Stored data entries ->
════════════════════

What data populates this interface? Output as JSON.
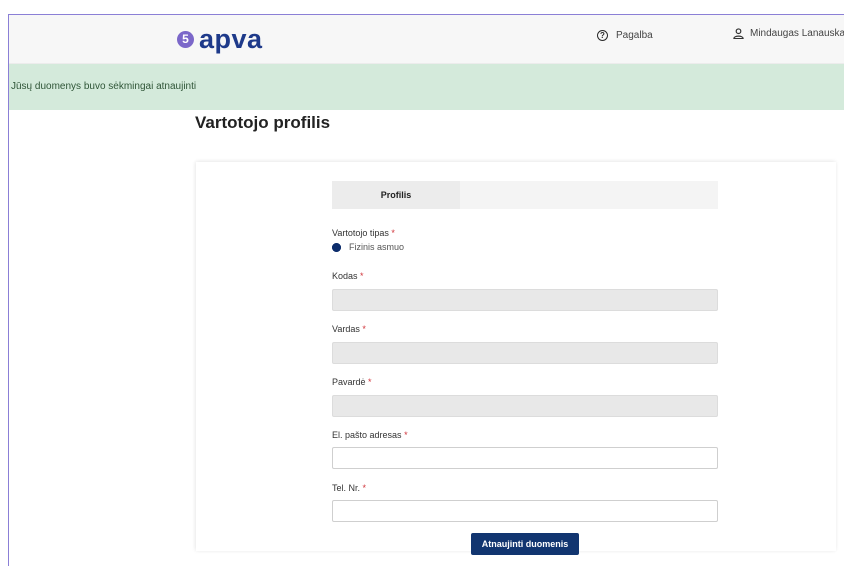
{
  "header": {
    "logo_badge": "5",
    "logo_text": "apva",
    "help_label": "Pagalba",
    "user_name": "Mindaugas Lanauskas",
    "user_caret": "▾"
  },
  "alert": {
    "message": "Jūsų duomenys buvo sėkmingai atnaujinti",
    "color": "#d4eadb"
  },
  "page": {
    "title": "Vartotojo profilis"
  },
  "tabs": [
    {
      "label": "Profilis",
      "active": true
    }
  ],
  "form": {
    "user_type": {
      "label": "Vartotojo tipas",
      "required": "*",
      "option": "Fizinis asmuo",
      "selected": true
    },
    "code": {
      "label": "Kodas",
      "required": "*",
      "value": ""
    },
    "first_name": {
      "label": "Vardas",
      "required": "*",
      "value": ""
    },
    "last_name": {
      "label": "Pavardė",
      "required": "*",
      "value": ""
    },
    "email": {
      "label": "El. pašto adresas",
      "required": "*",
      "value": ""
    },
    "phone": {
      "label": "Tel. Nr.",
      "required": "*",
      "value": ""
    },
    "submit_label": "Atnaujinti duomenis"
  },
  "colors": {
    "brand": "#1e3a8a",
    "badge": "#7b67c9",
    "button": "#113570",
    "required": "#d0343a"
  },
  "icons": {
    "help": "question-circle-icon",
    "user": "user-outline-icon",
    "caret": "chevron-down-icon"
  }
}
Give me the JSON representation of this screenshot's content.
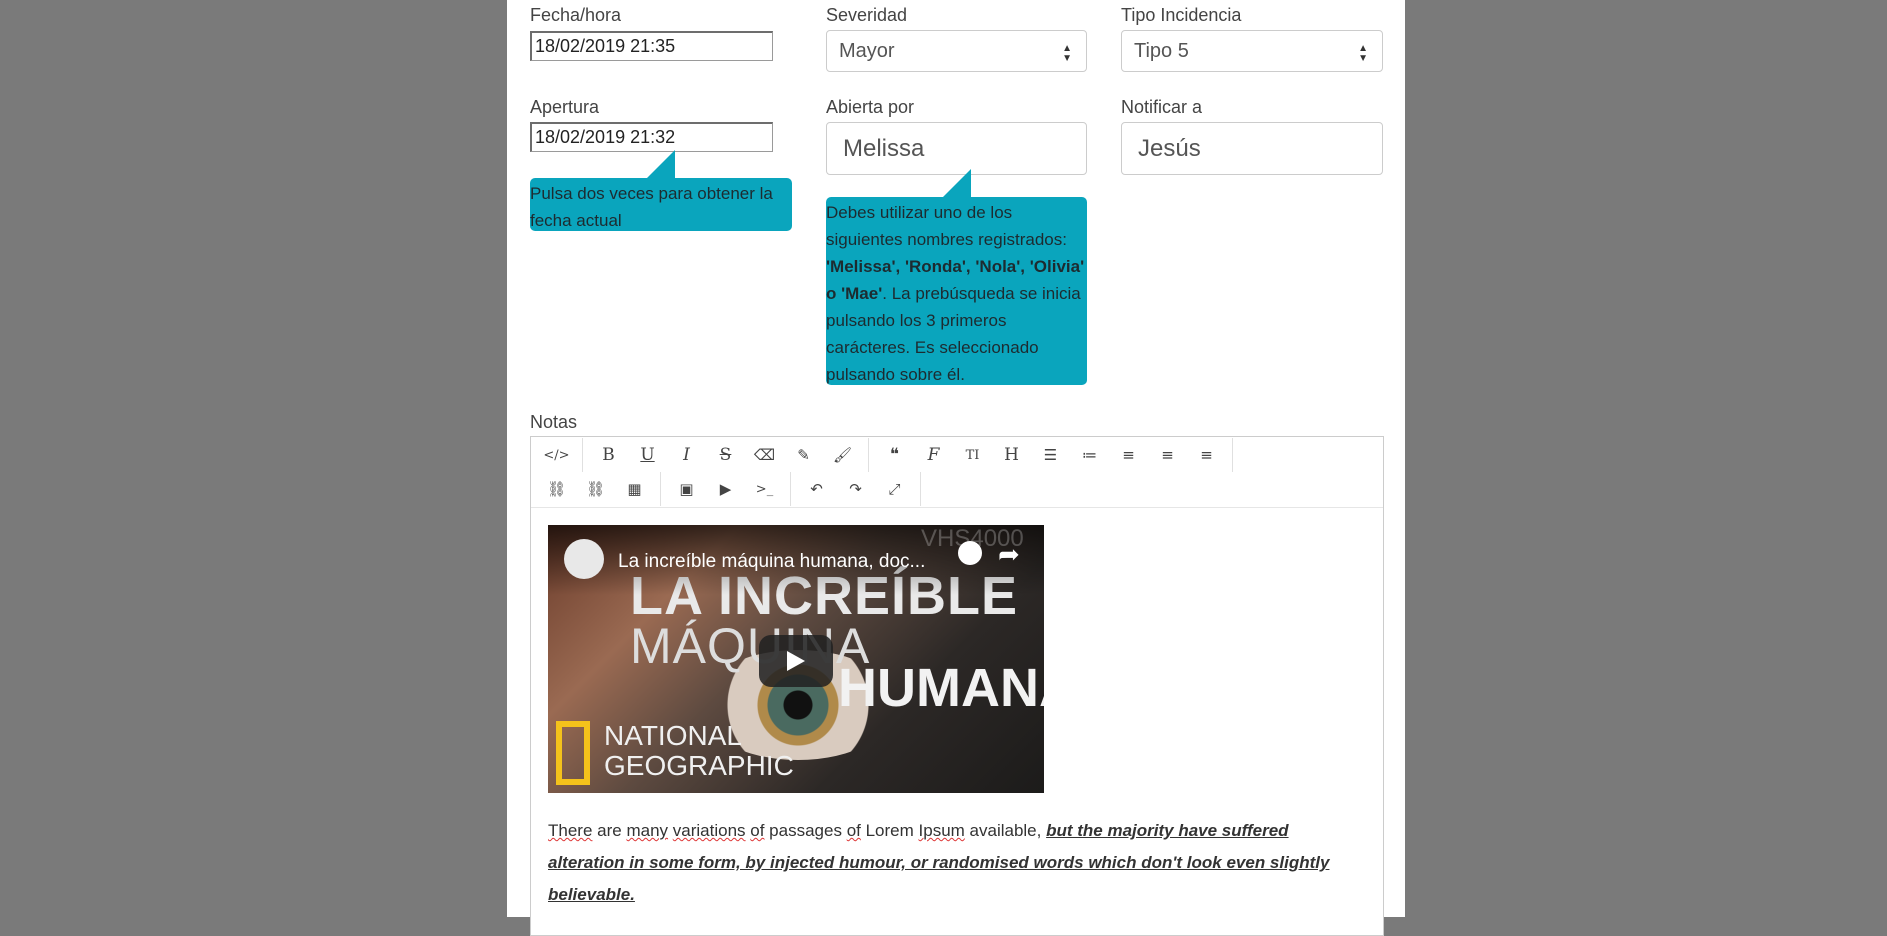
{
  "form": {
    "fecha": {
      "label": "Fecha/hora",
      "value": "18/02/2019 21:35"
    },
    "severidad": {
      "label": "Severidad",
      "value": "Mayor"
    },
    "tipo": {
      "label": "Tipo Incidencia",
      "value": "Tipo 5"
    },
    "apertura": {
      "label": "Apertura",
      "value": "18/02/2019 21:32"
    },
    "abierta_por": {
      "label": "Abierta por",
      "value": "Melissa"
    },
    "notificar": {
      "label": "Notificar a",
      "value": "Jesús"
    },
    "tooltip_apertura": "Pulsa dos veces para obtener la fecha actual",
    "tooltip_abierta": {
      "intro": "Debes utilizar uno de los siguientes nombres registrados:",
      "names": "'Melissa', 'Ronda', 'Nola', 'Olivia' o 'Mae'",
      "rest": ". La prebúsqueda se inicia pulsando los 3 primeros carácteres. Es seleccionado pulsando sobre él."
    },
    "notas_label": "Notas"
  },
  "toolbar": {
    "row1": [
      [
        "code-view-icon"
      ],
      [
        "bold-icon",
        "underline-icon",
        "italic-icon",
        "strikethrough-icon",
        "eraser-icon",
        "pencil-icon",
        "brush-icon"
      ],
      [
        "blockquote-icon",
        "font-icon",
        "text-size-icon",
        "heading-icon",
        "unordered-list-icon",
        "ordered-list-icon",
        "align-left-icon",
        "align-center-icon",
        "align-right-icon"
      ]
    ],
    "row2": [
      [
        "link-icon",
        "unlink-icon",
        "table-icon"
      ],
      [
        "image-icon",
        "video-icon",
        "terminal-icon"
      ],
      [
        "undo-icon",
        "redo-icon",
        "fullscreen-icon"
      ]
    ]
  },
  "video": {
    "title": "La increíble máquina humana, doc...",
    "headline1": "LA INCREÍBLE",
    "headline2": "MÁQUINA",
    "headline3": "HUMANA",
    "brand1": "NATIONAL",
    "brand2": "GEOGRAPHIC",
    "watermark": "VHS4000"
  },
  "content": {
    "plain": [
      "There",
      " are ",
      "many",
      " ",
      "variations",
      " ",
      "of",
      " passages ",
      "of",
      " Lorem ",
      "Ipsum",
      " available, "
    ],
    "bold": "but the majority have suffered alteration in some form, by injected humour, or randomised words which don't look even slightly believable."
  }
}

════════════════════

TASK BRIEF -> Lines that hold "bold" are the ones to copy; find all of them.

WRITTEN REPLY ->
        "bold-icon",
    "bold": "but the majority have suffered alteration in some form, by injected humour, or randomised words which don't look even slightly believable."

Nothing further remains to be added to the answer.